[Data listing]
***
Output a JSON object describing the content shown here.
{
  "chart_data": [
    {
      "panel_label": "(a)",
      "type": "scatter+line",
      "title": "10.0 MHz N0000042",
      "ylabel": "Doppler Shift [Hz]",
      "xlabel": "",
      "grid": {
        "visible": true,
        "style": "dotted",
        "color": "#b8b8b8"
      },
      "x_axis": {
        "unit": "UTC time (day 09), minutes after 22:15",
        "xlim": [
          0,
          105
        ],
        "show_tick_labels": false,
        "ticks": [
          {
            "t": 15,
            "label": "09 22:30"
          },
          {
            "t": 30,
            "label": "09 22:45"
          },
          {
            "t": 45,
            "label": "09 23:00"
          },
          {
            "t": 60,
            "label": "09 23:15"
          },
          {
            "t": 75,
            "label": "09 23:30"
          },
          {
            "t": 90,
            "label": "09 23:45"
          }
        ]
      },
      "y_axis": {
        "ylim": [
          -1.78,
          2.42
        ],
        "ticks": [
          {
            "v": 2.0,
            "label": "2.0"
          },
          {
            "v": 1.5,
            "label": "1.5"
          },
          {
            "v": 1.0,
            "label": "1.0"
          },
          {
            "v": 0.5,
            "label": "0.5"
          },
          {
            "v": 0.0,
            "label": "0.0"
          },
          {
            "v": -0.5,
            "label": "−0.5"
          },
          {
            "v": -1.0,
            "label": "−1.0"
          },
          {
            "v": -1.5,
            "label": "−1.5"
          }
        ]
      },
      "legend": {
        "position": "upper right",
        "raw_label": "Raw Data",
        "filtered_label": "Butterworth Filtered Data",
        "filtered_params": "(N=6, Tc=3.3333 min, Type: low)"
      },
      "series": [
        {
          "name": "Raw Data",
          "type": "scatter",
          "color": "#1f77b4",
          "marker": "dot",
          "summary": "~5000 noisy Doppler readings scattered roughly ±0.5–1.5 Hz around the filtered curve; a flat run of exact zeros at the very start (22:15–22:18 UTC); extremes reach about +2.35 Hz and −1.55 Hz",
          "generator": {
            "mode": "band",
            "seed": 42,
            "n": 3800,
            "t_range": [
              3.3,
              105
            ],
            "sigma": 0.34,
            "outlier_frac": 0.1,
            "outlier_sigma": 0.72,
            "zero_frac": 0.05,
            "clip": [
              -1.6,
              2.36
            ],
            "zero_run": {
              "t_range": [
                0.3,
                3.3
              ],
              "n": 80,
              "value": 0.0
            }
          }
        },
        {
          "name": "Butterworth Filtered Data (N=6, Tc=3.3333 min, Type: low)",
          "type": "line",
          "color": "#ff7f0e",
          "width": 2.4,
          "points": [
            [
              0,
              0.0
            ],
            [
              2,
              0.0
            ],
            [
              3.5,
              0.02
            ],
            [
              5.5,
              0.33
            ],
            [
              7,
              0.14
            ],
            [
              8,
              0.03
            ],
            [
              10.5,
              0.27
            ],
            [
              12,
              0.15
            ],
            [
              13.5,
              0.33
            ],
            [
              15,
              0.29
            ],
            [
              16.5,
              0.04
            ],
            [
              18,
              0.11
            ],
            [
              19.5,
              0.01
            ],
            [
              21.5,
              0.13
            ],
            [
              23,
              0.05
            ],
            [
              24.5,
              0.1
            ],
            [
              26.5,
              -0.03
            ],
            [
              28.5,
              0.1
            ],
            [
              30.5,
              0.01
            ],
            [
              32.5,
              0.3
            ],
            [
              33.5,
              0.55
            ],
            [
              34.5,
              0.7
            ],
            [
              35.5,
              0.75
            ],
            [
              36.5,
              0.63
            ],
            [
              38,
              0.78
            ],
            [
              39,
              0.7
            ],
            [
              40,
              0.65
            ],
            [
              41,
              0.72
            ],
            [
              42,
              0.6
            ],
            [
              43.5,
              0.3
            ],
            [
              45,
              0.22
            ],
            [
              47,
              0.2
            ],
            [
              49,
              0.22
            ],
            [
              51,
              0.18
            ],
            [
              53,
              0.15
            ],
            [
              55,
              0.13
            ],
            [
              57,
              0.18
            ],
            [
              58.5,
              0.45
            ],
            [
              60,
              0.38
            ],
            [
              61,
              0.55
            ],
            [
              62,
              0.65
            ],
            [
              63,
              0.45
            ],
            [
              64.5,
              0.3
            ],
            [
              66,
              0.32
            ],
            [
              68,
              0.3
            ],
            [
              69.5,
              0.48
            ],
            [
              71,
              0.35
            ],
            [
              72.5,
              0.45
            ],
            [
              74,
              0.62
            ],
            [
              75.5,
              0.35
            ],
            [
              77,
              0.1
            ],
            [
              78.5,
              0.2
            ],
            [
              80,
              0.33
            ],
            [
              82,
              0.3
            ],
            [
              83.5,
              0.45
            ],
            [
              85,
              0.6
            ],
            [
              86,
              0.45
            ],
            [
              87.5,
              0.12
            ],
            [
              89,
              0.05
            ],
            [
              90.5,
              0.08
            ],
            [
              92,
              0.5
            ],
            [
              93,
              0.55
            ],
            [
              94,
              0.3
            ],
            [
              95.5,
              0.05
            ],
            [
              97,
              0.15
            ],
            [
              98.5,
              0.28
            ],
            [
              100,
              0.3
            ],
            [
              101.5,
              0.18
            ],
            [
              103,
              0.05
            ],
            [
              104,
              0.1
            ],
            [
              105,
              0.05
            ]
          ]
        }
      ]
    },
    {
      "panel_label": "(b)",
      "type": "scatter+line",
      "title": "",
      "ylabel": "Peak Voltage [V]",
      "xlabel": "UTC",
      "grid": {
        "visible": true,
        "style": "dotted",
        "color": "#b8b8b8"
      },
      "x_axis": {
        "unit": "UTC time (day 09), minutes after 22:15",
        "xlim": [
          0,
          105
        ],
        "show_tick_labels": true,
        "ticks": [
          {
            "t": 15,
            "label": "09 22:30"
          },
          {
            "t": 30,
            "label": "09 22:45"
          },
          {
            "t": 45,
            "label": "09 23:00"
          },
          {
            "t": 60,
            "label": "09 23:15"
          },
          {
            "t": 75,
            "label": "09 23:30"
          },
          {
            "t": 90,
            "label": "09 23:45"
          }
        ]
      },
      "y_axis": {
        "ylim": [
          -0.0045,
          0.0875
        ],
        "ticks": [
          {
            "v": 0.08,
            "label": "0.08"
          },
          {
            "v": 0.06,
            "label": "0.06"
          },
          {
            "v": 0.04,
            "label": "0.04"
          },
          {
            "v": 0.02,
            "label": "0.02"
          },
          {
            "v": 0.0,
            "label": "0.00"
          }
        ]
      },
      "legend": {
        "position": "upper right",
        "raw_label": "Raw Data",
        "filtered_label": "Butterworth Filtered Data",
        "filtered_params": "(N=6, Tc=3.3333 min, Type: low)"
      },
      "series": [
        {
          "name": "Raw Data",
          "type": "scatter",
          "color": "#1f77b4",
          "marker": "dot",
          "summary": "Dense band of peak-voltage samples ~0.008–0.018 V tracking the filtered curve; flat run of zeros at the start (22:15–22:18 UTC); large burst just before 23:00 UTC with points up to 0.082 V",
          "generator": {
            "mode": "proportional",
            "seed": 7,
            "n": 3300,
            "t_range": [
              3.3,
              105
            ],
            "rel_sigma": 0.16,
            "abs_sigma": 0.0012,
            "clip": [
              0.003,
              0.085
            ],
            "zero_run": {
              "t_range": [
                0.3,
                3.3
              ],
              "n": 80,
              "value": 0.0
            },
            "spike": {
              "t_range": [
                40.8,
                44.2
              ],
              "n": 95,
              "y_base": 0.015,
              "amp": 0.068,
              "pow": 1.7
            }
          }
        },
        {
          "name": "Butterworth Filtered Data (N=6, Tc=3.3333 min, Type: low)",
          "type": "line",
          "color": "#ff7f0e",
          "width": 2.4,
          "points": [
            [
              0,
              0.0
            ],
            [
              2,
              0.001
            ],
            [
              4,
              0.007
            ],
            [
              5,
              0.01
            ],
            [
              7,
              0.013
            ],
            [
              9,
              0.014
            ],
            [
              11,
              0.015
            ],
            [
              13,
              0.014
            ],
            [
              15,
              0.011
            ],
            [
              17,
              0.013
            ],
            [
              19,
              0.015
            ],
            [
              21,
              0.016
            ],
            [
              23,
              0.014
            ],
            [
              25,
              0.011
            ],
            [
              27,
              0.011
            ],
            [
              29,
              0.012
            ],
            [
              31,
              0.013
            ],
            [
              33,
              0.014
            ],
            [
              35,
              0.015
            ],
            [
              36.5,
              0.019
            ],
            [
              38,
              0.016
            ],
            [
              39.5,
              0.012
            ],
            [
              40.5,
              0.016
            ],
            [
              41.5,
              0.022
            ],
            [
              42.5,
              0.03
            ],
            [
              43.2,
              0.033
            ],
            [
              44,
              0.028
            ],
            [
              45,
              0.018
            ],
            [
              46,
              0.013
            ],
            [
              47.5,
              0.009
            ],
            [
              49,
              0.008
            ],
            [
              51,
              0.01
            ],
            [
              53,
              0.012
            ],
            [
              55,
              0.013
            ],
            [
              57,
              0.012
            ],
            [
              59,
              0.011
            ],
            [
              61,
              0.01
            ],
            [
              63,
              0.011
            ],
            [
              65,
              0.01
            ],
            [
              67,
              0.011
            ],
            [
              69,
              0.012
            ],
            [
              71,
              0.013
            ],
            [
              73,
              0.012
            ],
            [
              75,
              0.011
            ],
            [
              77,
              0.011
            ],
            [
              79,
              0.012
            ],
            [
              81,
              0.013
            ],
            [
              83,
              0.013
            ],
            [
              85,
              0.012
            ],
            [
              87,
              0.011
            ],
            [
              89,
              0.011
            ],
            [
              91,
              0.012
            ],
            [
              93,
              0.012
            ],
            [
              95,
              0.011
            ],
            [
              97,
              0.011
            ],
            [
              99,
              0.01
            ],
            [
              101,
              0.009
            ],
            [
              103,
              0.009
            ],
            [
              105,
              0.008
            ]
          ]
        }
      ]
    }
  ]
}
***
> [Written problem]: Gather each line in these records that contains the string "flat".

> [Exercise result]:
          "summary": "~5000 noisy Doppler readings scattered roughly ±0.5–1.5 Hz around the filtered curve; a flat run of exact zeros at the very start (22:15–22:18 UTC); extremes reach about +2.35 Hz and −1.55 Hz",
          "summary": "Dense band of peak-voltage samples ~0.008–0.018 V tracking the filtered curve; flat run of zeros at the start (22:15–22:18 UTC); large burst just before 23:00 UTC with points up to 0.082 V",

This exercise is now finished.